● **EXERCISE MATERIAL**:
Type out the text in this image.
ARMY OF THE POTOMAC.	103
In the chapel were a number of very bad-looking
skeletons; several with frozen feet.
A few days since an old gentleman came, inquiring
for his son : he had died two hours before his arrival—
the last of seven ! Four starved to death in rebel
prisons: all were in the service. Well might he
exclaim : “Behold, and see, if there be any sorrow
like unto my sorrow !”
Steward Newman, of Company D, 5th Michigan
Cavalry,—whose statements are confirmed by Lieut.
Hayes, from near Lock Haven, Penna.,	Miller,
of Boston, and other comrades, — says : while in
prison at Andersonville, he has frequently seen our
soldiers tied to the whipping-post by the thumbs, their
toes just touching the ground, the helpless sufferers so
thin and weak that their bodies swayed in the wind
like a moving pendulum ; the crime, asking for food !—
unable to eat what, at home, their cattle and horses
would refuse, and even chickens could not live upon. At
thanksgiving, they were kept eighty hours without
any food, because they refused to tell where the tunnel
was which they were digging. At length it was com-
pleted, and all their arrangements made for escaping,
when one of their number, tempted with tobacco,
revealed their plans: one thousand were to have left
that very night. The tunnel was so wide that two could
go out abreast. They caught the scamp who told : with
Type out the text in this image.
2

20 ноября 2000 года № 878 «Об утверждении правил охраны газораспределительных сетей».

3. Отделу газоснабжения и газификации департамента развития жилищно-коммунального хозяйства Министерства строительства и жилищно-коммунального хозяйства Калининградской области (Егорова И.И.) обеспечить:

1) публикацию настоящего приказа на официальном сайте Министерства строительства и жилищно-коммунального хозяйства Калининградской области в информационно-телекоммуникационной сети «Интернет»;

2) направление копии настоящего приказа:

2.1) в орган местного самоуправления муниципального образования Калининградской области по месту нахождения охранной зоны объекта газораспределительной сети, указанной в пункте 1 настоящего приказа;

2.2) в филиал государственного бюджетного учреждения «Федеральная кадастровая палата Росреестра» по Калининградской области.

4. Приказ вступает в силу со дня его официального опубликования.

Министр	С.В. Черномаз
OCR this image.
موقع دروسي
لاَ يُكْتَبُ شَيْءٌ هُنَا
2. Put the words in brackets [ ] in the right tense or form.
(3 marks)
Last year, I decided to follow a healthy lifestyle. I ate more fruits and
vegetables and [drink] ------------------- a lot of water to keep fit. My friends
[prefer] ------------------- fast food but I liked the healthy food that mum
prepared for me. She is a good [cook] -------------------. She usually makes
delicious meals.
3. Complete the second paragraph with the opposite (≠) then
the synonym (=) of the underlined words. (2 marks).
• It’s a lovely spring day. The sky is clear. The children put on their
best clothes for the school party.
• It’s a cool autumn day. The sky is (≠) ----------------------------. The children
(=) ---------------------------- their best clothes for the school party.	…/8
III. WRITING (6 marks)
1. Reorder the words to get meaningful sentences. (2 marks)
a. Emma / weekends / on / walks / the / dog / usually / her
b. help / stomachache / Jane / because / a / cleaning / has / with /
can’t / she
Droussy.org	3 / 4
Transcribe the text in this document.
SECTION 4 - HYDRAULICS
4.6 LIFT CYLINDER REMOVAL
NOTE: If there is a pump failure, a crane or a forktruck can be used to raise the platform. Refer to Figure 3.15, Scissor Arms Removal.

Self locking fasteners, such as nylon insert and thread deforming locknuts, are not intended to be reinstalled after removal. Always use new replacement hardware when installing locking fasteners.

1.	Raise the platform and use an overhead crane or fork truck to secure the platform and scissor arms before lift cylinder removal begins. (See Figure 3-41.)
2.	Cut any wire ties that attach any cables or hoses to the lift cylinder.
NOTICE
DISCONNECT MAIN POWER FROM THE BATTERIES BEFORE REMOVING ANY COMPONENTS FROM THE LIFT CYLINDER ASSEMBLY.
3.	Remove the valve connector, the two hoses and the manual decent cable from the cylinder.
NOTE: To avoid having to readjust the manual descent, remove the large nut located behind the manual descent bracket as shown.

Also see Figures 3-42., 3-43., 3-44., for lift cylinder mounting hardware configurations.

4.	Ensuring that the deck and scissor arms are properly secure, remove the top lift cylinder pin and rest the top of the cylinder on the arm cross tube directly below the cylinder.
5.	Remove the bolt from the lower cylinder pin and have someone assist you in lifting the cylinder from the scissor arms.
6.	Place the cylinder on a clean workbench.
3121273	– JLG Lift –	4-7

● **GIVEN EXERCISE**:
Report how many lines include the word "tunnel". Give nothing but the number.

● **SOLUTION FOR THIS PROBLEM**:
2